__WHAT THE TASK ASKS__.
Select lines where the word "text" appears.

__DATASET EXCERPTS__.
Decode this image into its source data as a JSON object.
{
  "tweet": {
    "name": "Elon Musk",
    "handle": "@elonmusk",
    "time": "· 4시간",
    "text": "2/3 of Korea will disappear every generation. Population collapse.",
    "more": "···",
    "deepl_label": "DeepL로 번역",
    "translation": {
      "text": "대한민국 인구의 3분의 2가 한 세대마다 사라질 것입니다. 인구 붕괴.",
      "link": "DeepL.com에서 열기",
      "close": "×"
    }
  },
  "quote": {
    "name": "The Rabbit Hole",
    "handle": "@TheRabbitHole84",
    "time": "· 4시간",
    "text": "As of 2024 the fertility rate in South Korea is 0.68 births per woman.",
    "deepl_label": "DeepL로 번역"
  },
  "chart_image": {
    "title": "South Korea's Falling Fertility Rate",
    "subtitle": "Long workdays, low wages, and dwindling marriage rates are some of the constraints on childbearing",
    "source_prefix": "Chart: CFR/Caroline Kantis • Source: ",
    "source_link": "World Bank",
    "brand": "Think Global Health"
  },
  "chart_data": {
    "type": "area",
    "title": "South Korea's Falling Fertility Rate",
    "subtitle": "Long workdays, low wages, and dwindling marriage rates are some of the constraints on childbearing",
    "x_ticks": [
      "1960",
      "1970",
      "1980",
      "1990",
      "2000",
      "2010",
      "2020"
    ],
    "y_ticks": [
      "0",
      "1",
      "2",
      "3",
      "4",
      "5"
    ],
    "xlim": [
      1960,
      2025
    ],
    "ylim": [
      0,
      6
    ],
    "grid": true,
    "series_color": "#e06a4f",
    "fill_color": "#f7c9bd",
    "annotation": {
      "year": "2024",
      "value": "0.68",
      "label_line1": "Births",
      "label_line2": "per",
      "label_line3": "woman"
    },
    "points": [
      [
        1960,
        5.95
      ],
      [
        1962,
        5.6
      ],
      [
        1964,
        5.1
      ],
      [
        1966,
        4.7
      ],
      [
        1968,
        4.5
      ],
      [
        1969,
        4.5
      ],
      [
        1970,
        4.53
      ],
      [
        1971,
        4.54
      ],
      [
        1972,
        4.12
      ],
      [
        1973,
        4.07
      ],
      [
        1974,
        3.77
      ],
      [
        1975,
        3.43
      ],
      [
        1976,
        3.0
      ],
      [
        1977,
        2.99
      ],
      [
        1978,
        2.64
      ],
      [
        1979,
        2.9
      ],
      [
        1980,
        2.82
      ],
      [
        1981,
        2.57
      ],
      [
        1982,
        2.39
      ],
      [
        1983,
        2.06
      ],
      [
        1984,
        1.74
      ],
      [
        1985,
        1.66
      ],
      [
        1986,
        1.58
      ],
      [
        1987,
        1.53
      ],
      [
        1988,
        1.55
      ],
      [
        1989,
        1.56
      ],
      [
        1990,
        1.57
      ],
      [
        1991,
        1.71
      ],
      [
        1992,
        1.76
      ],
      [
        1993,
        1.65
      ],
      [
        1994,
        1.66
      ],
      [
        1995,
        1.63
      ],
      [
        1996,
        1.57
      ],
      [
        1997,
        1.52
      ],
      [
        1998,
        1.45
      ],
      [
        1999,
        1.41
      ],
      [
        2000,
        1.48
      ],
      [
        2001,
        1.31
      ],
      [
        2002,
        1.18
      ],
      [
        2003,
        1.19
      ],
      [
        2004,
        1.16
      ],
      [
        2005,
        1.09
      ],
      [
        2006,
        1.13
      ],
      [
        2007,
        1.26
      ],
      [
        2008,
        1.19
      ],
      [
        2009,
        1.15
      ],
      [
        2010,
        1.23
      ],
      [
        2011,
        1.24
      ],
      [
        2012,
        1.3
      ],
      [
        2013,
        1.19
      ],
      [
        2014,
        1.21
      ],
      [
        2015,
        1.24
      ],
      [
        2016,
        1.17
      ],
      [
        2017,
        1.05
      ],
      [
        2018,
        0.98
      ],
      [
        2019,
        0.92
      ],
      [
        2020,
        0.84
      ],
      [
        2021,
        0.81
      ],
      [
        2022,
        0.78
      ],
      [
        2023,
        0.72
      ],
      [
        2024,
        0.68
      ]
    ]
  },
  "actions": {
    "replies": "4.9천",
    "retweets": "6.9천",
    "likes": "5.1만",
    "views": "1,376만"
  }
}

__FINISHED ANSWER__.
    "text": "2/3 of Korea will disappear every generation. Population collapse.",
      "text": "대한민국 인구의 3분의 2가 한 세대마다 사라질 것입니다. 인구 붕괴.",
    "text": "As of 2024 the fertility rate in South Korea is 0.68 births per woman.",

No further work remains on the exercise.